** START Provided records **

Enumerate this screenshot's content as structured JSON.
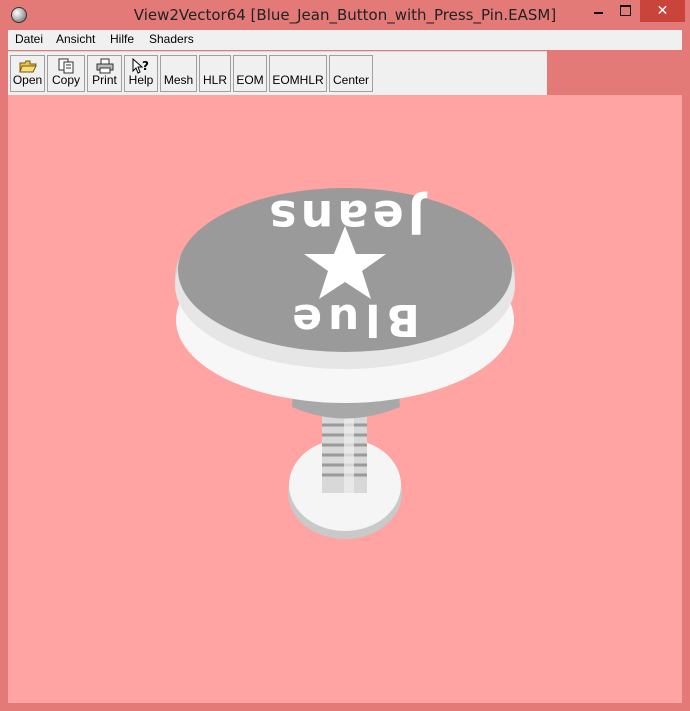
{
  "window": {
    "title": "View2Vector64 [Blue_Jean_Button_with_Press_Pin.EASM]",
    "close_label": "✕",
    "min_icon": "minimize-icon",
    "max_icon": "maximize-icon",
    "accent": "#e37a78",
    "viewport_color": "#ffa3a3"
  },
  "menu": [
    "Datei",
    "Ansicht",
    "Hilfe",
    "Shaders"
  ],
  "toolbar": {
    "open": "Open",
    "copy": "Copy",
    "print": "Print",
    "help": "Help",
    "mesh": "Mesh",
    "hlr": "HLR",
    "eom": "EOM",
    "eomhlr": "EOMHLR",
    "center": "Center"
  },
  "model": {
    "text_top": "Jeans",
    "text_bottom": "Blue"
  }
}
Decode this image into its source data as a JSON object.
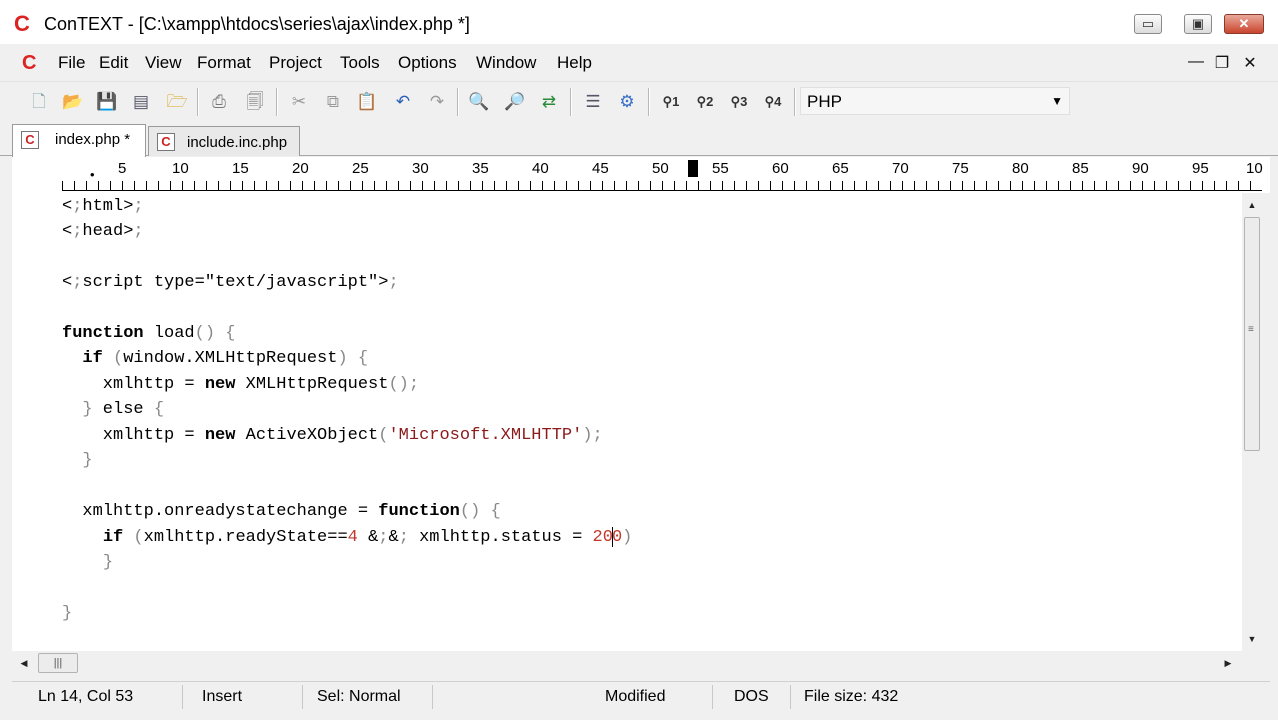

** END Provided records **

Aim:
Quote the full listing above word for word; exclude every picture from the copy.

Reply to the task:
Enumerate this screenshot's content as structured JSON.
{
  "window": {
    "title": "View2Vector64 [Blue_Jean_Button_with_Press_Pin.EASM]",
    "close_label": "✕",
    "min_icon": "minimize-icon",
    "max_icon": "maximize-icon",
    "accent": "#e37a78",
    "viewport_color": "#ffa3a3"
  },
  "menu": [
    "Datei",
    "Ansicht",
    "Hilfe",
    "Shaders"
  ],
  "toolbar": {
    "open": "Open",
    "copy": "Copy",
    "print": "Print",
    "help": "Help",
    "mesh": "Mesh",
    "hlr": "HLR",
    "eom": "EOM",
    "eomhlr": "EOMHLR",
    "center": "Center"
  },
  "model": {
    "text_top": "Jeans",
    "text_bottom": "Blue"
  }
}
Decode this image into its source data as a JSON object.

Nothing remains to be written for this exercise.